* _Written exercise_
Pick out each line of the records that includes the string "Outer", and copy it.

___ Available records

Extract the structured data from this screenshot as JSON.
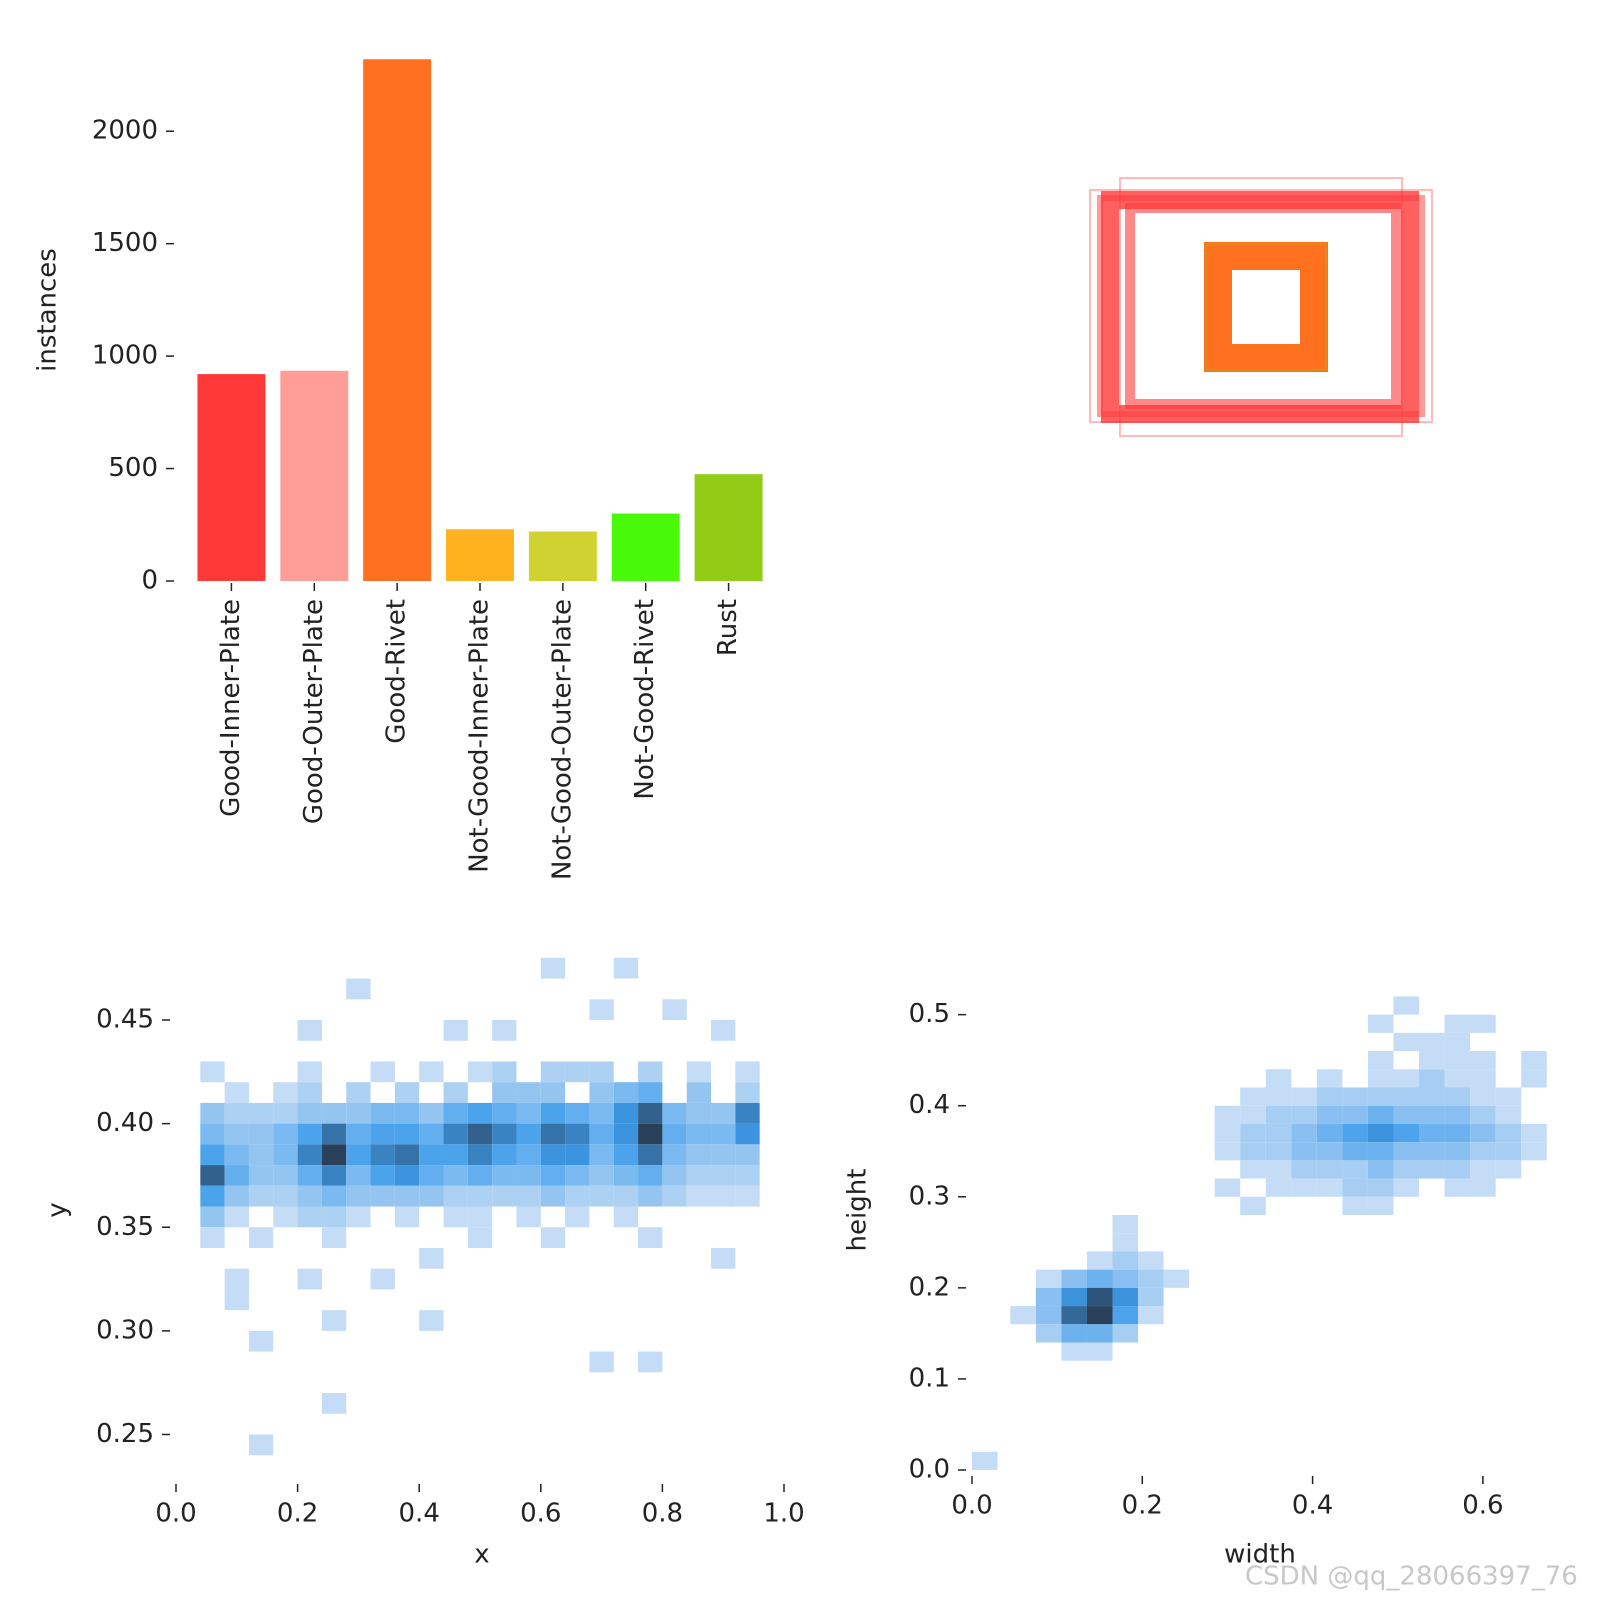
{
  "chart_data": [
    {
      "type": "bar",
      "ylabel": "instances",
      "categories": [
        "Good-Inner-Plate",
        "Good-Outer-Plate",
        "Good-Rivet",
        "Not-Good-Inner-Plate",
        "Not-Good-Outer-Plate",
        "Not-Good-Rivet",
        "Rust"
      ],
      "values": [
        920,
        935,
        2320,
        230,
        220,
        300,
        475
      ],
      "colors": [
        "#ff3838",
        "#ff9d97",
        "#ff701f",
        "#ffb21d",
        "#cfd231",
        "#48f90a",
        "#92cc17"
      ],
      "ylim": [
        0,
        2330
      ],
      "yticks": [
        0,
        500,
        1000,
        1500,
        2000
      ]
    },
    {
      "type": "heatmap",
      "xlabel": "x",
      "ylabel": "y",
      "xbin": 0.04,
      "ybin": 0.01,
      "colormap": [
        "#c4dcf5",
        "#3f9deb",
        "#2a3f58"
      ],
      "xlim": [
        0,
        1
      ],
      "ylim": [
        0.229,
        0.478
      ],
      "xticks": [
        {
          "value": 0,
          "label": "0.0"
        },
        0.2,
        0.4,
        0.6,
        0.8,
        {
          "value": 1,
          "label": "1.0"
        }
      ],
      "yticks": [
        0.25,
        {
          "value": 0.3,
          "label": "0.30"
        },
        0.35,
        {
          "value": 0.4,
          "label": "0.40"
        },
        0.45
      ],
      "rows": [
        {
          "y": 0.475,
          "x": [
            0.62,
            0.74
          ],
          "values": [
            1,
            1
          ]
        },
        {
          "y": 0.465,
          "x": [
            0.3
          ],
          "values": [
            1
          ]
        },
        {
          "y": 0.455,
          "x": [
            0.7,
            0.82
          ],
          "values": [
            1,
            1
          ]
        },
        {
          "y": 0.445,
          "x": [
            0.22,
            0.46,
            0.54,
            0.9
          ],
          "values": [
            1,
            1,
            1,
            1
          ]
        },
        {
          "y": 0.425,
          "x": [
            0.06,
            0.22,
            0.34,
            0.42,
            0.5,
            0.54,
            0.62,
            0.66,
            0.7,
            0.78,
            0.86,
            0.94
          ],
          "values": [
            1,
            1,
            1,
            1,
            1,
            2,
            2,
            2,
            2,
            2,
            1,
            1
          ]
        },
        {
          "y": 0.415,
          "x": [
            0.1,
            0.18,
            0.22,
            0.3,
            0.38,
            0.46,
            0.54,
            0.58,
            0.62,
            0.7,
            0.74,
            0.78,
            0.86,
            0.94
          ],
          "values": [
            1,
            1,
            2,
            2,
            2,
            2,
            3,
            3,
            3,
            3,
            4,
            5,
            3,
            2
          ]
        },
        {
          "y": 0.405,
          "x": [
            0.06,
            0.1,
            0.14,
            0.18,
            0.22,
            0.26,
            0.3,
            0.34,
            0.38,
            0.42,
            0.46,
            0.5,
            0.54,
            0.58,
            0.62,
            0.66,
            0.7,
            0.74,
            0.78,
            0.82,
            0.86,
            0.9,
            0.94
          ],
          "values": [
            3,
            2,
            2,
            2,
            3,
            3,
            3,
            4,
            4,
            3,
            5,
            6,
            5,
            4,
            6,
            5,
            4,
            7,
            10,
            4,
            3,
            3,
            8
          ]
        },
        {
          "y": 0.395,
          "x": [
            0.06,
            0.1,
            0.14,
            0.18,
            0.22,
            0.26,
            0.3,
            0.34,
            0.38,
            0.42,
            0.46,
            0.5,
            0.54,
            0.58,
            0.62,
            0.66,
            0.7,
            0.74,
            0.78,
            0.82,
            0.86,
            0.9,
            0.94
          ],
          "values": [
            4,
            3,
            3,
            4,
            6,
            9,
            5,
            6,
            6,
            5,
            8,
            10,
            8,
            6,
            9,
            8,
            5,
            7,
            12,
            5,
            4,
            4,
            7
          ]
        },
        {
          "y": 0.385,
          "x": [
            0.06,
            0.1,
            0.14,
            0.18,
            0.22,
            0.26,
            0.3,
            0.34,
            0.38,
            0.42,
            0.46,
            0.5,
            0.54,
            0.58,
            0.62,
            0.66,
            0.7,
            0.74,
            0.78,
            0.82,
            0.86,
            0.9,
            0.94
          ],
          "values": [
            6,
            4,
            3,
            4,
            8,
            12,
            6,
            8,
            9,
            6,
            6,
            8,
            6,
            5,
            7,
            7,
            4,
            6,
            9,
            4,
            3,
            3,
            3
          ]
        },
        {
          "y": 0.375,
          "x": [
            0.06,
            0.1,
            0.14,
            0.18,
            0.22,
            0.26,
            0.3,
            0.34,
            0.38,
            0.42,
            0.46,
            0.5,
            0.54,
            0.58,
            0.62,
            0.66,
            0.7,
            0.74,
            0.78,
            0.82,
            0.86,
            0.9,
            0.94
          ],
          "values": [
            10,
            5,
            3,
            3,
            5,
            8,
            4,
            6,
            7,
            5,
            4,
            5,
            4,
            4,
            5,
            4,
            3,
            4,
            5,
            3,
            2,
            2,
            2
          ]
        },
        {
          "y": 0.365,
          "x": [
            0.06,
            0.1,
            0.14,
            0.18,
            0.22,
            0.26,
            0.3,
            0.34,
            0.38,
            0.42,
            0.46,
            0.5,
            0.54,
            0.58,
            0.62,
            0.66,
            0.7,
            0.74,
            0.78,
            0.82,
            0.86,
            0.9,
            0.94
          ],
          "values": [
            6,
            3,
            2,
            2,
            3,
            4,
            3,
            3,
            3,
            3,
            2,
            2,
            2,
            2,
            3,
            2,
            2,
            2,
            3,
            2,
            1,
            1,
            1
          ]
        },
        {
          "y": 0.355,
          "x": [
            0.06,
            0.1,
            0.18,
            0.22,
            0.26,
            0.3,
            0.38,
            0.46,
            0.5,
            0.58,
            0.66,
            0.74
          ],
          "values": [
            3,
            1,
            1,
            2,
            2,
            1,
            1,
            1,
            1,
            1,
            1,
            1
          ]
        },
        {
          "y": 0.345,
          "x": [
            0.06,
            0.14,
            0.26,
            0.5,
            0.62,
            0.78
          ],
          "values": [
            1,
            1,
            1,
            1,
            1,
            1
          ]
        },
        {
          "y": 0.335,
          "x": [
            0.42,
            0.9
          ],
          "values": [
            1,
            1
          ]
        },
        {
          "y": 0.325,
          "x": [
            0.1,
            0.22,
            0.34
          ],
          "values": [
            1,
            1,
            1
          ]
        },
        {
          "y": 0.315,
          "x": [
            0.1
          ],
          "values": [
            1
          ]
        },
        {
          "y": 0.305,
          "x": [
            0.26,
            0.42
          ],
          "values": [
            1,
            1
          ]
        },
        {
          "y": 0.295,
          "x": [
            0.14
          ],
          "values": [
            1
          ]
        },
        {
          "y": 0.285,
          "x": [
            0.7,
            0.78
          ],
          "values": [
            1,
            1
          ]
        },
        {
          "y": 0.265,
          "x": [
            0.26
          ],
          "values": [
            1
          ]
        },
        {
          "y": 0.245,
          "x": [
            0.14
          ],
          "values": [
            1
          ]
        }
      ]
    },
    {
      "type": "heatmap",
      "xlabel": "width",
      "ylabel": "height",
      "xbin": 0.03,
      "ybin": 0.02,
      "colormap": [
        "#c4dcf5",
        "#3f9deb",
        "#2a3f58"
      ],
      "xlim": [
        0,
        0.68
      ],
      "ylim": [
        0,
        0.56
      ],
      "xticks": [
        {
          "value": 0,
          "label": "0.0"
        },
        0.2,
        0.4,
        0.6
      ],
      "yticks": [
        {
          "value": 0,
          "label": "0.0"
        },
        0.1,
        0.2,
        0.3,
        0.4,
        0.5
      ],
      "rows": [
        {
          "y": 0.51,
          "x": [
            0.51
          ],
          "values": [
            1
          ]
        },
        {
          "y": 0.49,
          "x": [
            0.48,
            0.57,
            0.6
          ],
          "values": [
            1,
            1,
            1
          ]
        },
        {
          "y": 0.47,
          "x": [
            0.51,
            0.54,
            0.57
          ],
          "values": [
            1,
            1,
            1
          ]
        },
        {
          "y": 0.45,
          "x": [
            0.48,
            0.54,
            0.57,
            0.6,
            0.66
          ],
          "values": [
            1,
            1,
            1,
            1,
            1
          ]
        },
        {
          "y": 0.43,
          "x": [
            0.36,
            0.42,
            0.48,
            0.51,
            0.54,
            0.57,
            0.6,
            0.66
          ],
          "values": [
            1,
            1,
            1,
            1,
            2,
            1,
            1,
            1
          ]
        },
        {
          "y": 0.41,
          "x": [
            0.33,
            0.36,
            0.39,
            0.42,
            0.45,
            0.48,
            0.51,
            0.54,
            0.57,
            0.6,
            0.63
          ],
          "values": [
            1,
            1,
            1,
            2,
            2,
            2,
            2,
            2,
            2,
            1,
            1
          ]
        },
        {
          "y": 0.39,
          "x": [
            0.3,
            0.33,
            0.36,
            0.39,
            0.42,
            0.45,
            0.48,
            0.51,
            0.54,
            0.57,
            0.6,
            0.63
          ],
          "values": [
            1,
            1,
            2,
            2,
            3,
            3,
            4,
            3,
            3,
            3,
            2,
            1
          ]
        },
        {
          "y": 0.37,
          "x": [
            0.3,
            0.33,
            0.36,
            0.39,
            0.42,
            0.45,
            0.48,
            0.51,
            0.54,
            0.57,
            0.6,
            0.63,
            0.66
          ],
          "values": [
            1,
            2,
            2,
            3,
            4,
            5,
            6,
            5,
            4,
            4,
            3,
            2,
            1
          ]
        },
        {
          "y": 0.35,
          "x": [
            0.3,
            0.33,
            0.36,
            0.39,
            0.42,
            0.45,
            0.48,
            0.51,
            0.54,
            0.57,
            0.6,
            0.63,
            0.66
          ],
          "values": [
            1,
            2,
            2,
            3,
            3,
            4,
            4,
            3,
            3,
            3,
            2,
            2,
            1
          ]
        },
        {
          "y": 0.33,
          "x": [
            0.33,
            0.36,
            0.39,
            0.42,
            0.45,
            0.48,
            0.51,
            0.54,
            0.57,
            0.6,
            0.63
          ],
          "values": [
            1,
            1,
            2,
            2,
            2,
            3,
            2,
            2,
            2,
            1,
            1
          ]
        },
        {
          "y": 0.31,
          "x": [
            0.3,
            0.36,
            0.39,
            0.42,
            0.45,
            0.48,
            0.51,
            0.57,
            0.6
          ],
          "values": [
            1,
            1,
            1,
            1,
            2,
            2,
            1,
            1,
            1
          ]
        },
        {
          "y": 0.29,
          "x": [
            0.33,
            0.45,
            0.48
          ],
          "values": [
            1,
            1,
            1
          ]
        },
        {
          "y": 0.27,
          "x": [
            0.18
          ],
          "values": [
            1
          ]
        },
        {
          "y": 0.25,
          "x": [
            0.18
          ],
          "values": [
            1
          ]
        },
        {
          "y": 0.23,
          "x": [
            0.15,
            0.18,
            0.21
          ],
          "values": [
            1,
            2,
            1
          ]
        },
        {
          "y": 0.21,
          "x": [
            0.09,
            0.12,
            0.15,
            0.18,
            0.21,
            0.24
          ],
          "values": [
            1,
            3,
            4,
            3,
            2,
            1
          ]
        },
        {
          "y": 0.19,
          "x": [
            0.09,
            0.12,
            0.15,
            0.18,
            0.21
          ],
          "values": [
            3,
            6,
            9,
            6,
            2
          ]
        },
        {
          "y": 0.17,
          "x": [
            0.06,
            0.09,
            0.12,
            0.15,
            0.18,
            0.21
          ],
          "values": [
            1,
            3,
            8,
            10,
            5,
            1
          ]
        },
        {
          "y": 0.15,
          "x": [
            0.09,
            0.12,
            0.15,
            0.18
          ],
          "values": [
            2,
            4,
            4,
            2
          ]
        },
        {
          "y": 0.13,
          "x": [
            0.12,
            0.15
          ],
          "values": [
            1,
            1
          ]
        },
        {
          "y": 0.01,
          "x": [
            0.015
          ],
          "values": [
            1
          ]
        }
      ]
    }
  ],
  "watermark": "CSDN @qq_28066397_76"
}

______

* _Finished answer_
        "Good-Outer-Plate",
        "Not-Good-Outer-Plate",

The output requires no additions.